Everything in the listing should be restated word for word.

——

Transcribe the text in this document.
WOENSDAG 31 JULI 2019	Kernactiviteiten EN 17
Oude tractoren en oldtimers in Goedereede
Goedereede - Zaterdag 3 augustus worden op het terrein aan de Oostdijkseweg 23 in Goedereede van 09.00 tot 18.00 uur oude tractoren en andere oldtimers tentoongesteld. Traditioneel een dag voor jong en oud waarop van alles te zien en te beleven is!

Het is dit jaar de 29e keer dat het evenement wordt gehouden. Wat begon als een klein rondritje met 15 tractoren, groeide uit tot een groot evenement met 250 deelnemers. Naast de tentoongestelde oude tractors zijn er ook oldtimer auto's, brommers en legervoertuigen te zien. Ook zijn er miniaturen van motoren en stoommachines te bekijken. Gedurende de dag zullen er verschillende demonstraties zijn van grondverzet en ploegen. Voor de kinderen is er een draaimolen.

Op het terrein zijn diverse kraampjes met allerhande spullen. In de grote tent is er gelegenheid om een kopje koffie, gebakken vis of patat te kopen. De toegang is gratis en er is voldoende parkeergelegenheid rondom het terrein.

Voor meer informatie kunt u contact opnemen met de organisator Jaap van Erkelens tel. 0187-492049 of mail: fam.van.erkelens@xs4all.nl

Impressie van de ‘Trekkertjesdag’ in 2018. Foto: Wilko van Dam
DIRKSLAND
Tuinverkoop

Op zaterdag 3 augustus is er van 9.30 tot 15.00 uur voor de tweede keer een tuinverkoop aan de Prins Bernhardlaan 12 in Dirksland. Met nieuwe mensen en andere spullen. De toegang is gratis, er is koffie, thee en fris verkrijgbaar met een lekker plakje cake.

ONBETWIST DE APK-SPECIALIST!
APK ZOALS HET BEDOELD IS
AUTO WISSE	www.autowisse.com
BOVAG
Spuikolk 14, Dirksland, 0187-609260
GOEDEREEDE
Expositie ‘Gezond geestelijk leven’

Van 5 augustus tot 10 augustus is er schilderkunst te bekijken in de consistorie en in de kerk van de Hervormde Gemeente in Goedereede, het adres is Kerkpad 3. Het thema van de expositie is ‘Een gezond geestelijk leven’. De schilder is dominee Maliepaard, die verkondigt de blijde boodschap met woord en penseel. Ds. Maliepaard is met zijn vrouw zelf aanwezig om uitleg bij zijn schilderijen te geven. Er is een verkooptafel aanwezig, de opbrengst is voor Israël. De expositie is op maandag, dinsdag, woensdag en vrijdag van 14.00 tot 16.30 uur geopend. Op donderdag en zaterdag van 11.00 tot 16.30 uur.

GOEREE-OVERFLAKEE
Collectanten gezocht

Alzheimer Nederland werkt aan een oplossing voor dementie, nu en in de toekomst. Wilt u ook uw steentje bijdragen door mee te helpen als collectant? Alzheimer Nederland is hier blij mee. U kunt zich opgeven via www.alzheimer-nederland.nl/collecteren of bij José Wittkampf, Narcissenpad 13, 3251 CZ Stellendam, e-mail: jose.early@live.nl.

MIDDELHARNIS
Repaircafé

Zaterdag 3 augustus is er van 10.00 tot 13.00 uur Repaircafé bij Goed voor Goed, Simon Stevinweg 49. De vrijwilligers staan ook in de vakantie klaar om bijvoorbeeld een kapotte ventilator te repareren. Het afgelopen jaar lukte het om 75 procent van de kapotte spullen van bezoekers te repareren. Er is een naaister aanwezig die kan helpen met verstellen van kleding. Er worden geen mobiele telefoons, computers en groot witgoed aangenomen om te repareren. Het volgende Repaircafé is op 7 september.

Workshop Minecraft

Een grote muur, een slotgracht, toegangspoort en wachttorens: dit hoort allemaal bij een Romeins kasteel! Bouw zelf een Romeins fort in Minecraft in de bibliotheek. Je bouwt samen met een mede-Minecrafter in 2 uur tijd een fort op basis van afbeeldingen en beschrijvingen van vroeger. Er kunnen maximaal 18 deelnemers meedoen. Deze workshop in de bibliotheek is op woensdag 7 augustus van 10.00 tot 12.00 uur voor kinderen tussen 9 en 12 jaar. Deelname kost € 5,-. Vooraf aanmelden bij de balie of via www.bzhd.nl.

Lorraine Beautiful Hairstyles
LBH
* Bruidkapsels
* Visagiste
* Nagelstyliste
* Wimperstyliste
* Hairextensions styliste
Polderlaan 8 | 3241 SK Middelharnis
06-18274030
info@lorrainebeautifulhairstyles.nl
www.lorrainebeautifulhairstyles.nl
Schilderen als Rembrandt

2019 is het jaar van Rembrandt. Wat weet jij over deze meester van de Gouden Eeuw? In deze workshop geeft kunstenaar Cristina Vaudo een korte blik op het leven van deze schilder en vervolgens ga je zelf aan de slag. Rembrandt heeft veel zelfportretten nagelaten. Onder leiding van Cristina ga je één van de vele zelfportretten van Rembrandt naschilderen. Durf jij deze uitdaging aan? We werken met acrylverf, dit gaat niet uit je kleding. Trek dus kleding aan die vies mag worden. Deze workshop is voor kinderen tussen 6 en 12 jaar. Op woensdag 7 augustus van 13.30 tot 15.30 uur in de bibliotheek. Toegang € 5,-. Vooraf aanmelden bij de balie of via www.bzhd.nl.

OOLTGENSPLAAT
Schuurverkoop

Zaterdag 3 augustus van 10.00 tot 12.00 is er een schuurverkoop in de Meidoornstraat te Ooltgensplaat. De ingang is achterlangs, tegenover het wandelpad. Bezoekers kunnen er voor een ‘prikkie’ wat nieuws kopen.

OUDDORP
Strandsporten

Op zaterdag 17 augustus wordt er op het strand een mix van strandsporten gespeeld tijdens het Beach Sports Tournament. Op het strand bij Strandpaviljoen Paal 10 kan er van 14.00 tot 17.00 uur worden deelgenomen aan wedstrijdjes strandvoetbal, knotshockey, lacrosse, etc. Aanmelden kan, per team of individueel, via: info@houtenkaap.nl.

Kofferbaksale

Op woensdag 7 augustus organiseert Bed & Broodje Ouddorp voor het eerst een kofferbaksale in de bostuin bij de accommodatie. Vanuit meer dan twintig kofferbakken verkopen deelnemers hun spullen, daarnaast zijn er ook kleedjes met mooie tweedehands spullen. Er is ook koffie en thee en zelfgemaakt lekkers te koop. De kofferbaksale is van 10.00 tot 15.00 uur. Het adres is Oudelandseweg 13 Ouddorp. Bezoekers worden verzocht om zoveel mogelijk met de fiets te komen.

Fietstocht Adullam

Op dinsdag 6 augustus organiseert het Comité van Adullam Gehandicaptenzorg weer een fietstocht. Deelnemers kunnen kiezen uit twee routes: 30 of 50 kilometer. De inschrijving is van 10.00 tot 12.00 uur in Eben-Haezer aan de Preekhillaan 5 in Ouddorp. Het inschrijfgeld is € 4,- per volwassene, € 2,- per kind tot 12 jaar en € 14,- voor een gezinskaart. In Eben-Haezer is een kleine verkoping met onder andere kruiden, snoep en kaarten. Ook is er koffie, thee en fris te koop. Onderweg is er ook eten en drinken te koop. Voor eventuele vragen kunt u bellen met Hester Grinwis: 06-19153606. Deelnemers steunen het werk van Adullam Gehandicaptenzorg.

——

▸ Solution below
Transcribe the text in this document.
WOENSDAG 31 JULI 2019	Kernactiviteiten EN 17
Oude tractoren en oldtimers in Goedereede
Goedereede - Zaterdag 3 augustus worden op het terrein aan de Oostdijkseweg 23 in Goedereede van 09.00 tot 18.00 uur oude tractoren en andere oldtimers tentoongesteld. Traditioneel een dag voor jong en oud waarop van alles te zien en te beleven is!

Het is dit jaar de 29e keer dat het evenement wordt gehouden. Wat begon als een klein rondritje met 15 tractoren, groeide uit tot een groot evenement met 250 deelnemers. Naast de tentoongestelde oude tractors zijn er ook oldtimer auto's, brommers en legervoertuigen te zien. Ook zijn er miniaturen van motoren en stoommachines te bekijken. Gedurende de dag zullen er verschillende demonstraties zijn van grondverzet en ploegen. Voor de kinderen is er een draaimolen.

Op het terrein zijn diverse kraampjes met allerhande spullen. In de grote tent is er gelegenheid om een kopje koffie, gebakken vis of patat te kopen. De toegang is gratis en er is voldoende parkeergelegenheid rondom het terrein.

Voor meer informatie kunt u contact opnemen met de organisator Jaap van Erkelens tel. 0187-492049 of mail: fam.van.erkelens@xs4all.nl

Impressie van de ‘Trekkertjesdag’ in 2018. Foto: Wilko van Dam
DIRKSLAND
Tuinverkoop

Op zaterdag 3 augustus is er van 9.30 tot 15.00 uur voor de tweede keer een tuinverkoop aan de Prins Bernhardlaan 12 in Dirksland. Met nieuwe mensen en andere spullen. De toegang is gratis, er is koffie, thee en fris verkrijgbaar met een lekker plakje cake.

ONBETWIST DE APK-SPECIALIST!
APK ZOALS HET BEDOELD IS
AUTO WISSE	www.autowisse.com
BOVAG
Spuikolk 14, Dirksland, 0187-609260
GOEDEREEDE
Expositie ‘Gezond geestelijk leven’

Van 5 augustus tot 10 augustus is er schilderkunst te bekijken in de consistorie en in de kerk van de Hervormde Gemeente in Goedereede, het adres is Kerkpad 3. Het thema van de expositie is ‘Een gezond geestelijk leven’. De schilder is dominee Maliepaard, die verkondigt de blijde boodschap met woord en penseel. Ds. Maliepaard is met zijn vrouw zelf aanwezig om uitleg bij zijn schilderijen te geven. Er is een verkooptafel aanwezig, de opbrengst is voor Israël. De expositie is op maandag, dinsdag, woensdag en vrijdag van 14.00 tot 16.30 uur geopend. Op donderdag en zaterdag van 11.00 tot 16.30 uur.

GOEREE-OVERFLAKEE
Collectanten gezocht

Alzheimer Nederland werkt aan een oplossing voor dementie, nu en in de toekomst. Wilt u ook uw steentje bijdragen door mee te helpen als collectant? Alzheimer Nederland is hier blij mee. U kunt zich opgeven via www.alzheimer-nederland.nl/collecteren of bij José Wittkampf, Narcissenpad 13, 3251 CZ Stellendam, e-mail: jose.early@live.nl.

MIDDELHARNIS
Repaircafé

Zaterdag 3 augustus is er van 10.00 tot 13.00 uur Repaircafé bij Goed voor Goed, Simon Stevinweg 49. De vrijwilligers staan ook in de vakantie klaar om bijvoorbeeld een kapotte ventilator te repareren. Het afgelopen jaar lukte het om 75 procent van de kapotte spullen van bezoekers te repareren. Er is een naaister aanwezig die kan helpen met verstellen van kleding. Er worden geen mobiele telefoons, computers en groot witgoed aangenomen om te repareren. Het volgende Repaircafé is op 7 september.

Workshop Minecraft

Een grote muur, een slotgracht, toegangspoort en wachttorens: dit hoort allemaal bij een Romeins kasteel! Bouw zelf een Romeins fort in Minecraft in de bibliotheek. Je bouwt samen met een mede-Minecrafter in 2 uur tijd een fort op basis van afbeeldingen en beschrijvingen van vroeger. Er kunnen maximaal 18 deelnemers meedoen. Deze workshop in de bibliotheek is op woensdag 7 augustus van 10.00 tot 12.00 uur voor kinderen tussen 9 en 12 jaar. Deelname kost € 5,-. Vooraf aanmelden bij de balie of via www.bzhd.nl.

Lorraine Beautiful Hairstyles
LBH
* Bruidkapsels
* Visagiste
* Nagelstyliste
* Wimperstyliste
* Hairextensions styliste
Polderlaan 8 | 3241 SK Middelharnis
06-18274030
info@lorrainebeautifulhairstyles.nl
www.lorrainebeautifulhairstyles.nl
Schilderen als Rembrandt

2019 is het jaar van Rembrandt. Wat weet jij over deze meester van de Gouden Eeuw? In deze workshop geeft kunstenaar Cristina Vaudo een korte blik op het leven van deze schilder en vervolgens ga je zelf aan de slag. Rembrandt heeft veel zelfportretten nagelaten. Onder leiding van Cristina ga je één van de vele zelfportretten van Rembrandt naschilderen. Durf jij deze uitdaging aan? We werken met acrylverf, dit gaat niet uit je kleding. Trek dus kleding aan die vies mag worden. Deze workshop is voor kinderen tussen 6 en 12 jaar. Op woensdag 7 augustus van 13.30 tot 15.30 uur in de bibliotheek. Toegang € 5,-. Vooraf aanmelden bij de balie of via www.bzhd.nl.

OOLTGENSPLAAT
Schuurverkoop

Zaterdag 3 augustus van 10.00 tot 12.00 is er een schuurverkoop in de Meidoornstraat te Ooltgensplaat. De ingang is achterlangs, tegenover het wandelpad. Bezoekers kunnen er voor een ‘prikkie’ wat nieuws kopen.

OUDDORP
Strandsporten

Op zaterdag 17 augustus wordt er op het strand een mix van strandsporten gespeeld tijdens het Beach Sports Tournament. Op het strand bij Strandpaviljoen Paal 10 kan er van 14.00 tot 17.00 uur worden deelgenomen aan wedstrijdjes strandvoetbal, knotshockey, lacrosse, etc. Aanmelden kan, per team of individueel, via: info@houtenkaap.nl.

Kofferbaksale

Op woensdag 7 augustus organiseert Bed & Broodje Ouddorp voor het eerst een kofferbaksale in de bostuin bij de accommodatie. Vanuit meer dan twintig kofferbakken verkopen deelnemers hun spullen, daarnaast zijn er ook kleedjes met mooie tweedehands spullen. Er is ook koffie en thee en zelfgemaakt lekkers te koop. De kofferbaksale is van 10.00 tot 15.00 uur. Het adres is Oudelandseweg 13 Ouddorp. Bezoekers worden verzocht om zoveel mogelijk met de fiets te komen.

Fietstocht Adullam

Op dinsdag 6 augustus organiseert het Comité van Adullam Gehandicaptenzorg weer een fietstocht. Deelnemers kunnen kiezen uit twee routes: 30 of 50 kilometer. De inschrijving is van 10.00 tot 12.00 uur in Eben-Haezer aan de Preekhillaan 5 in Ouddorp. Het inschrijfgeld is € 4,- per volwassene, € 2,- per kind tot 12 jaar en € 14,- voor een gezinskaart. In Eben-Haezer is een kleine verkoping met onder andere kruiden, snoep en kaarten. Ook is er koffie, thee en fris te koop. Onderweg is er ook eten en drinken te koop. Voor eventuele vragen kunt u bellen met Hester Grinwis: 06-19153606. Deelnemers steunen het werk van Adullam Gehandicaptenzorg.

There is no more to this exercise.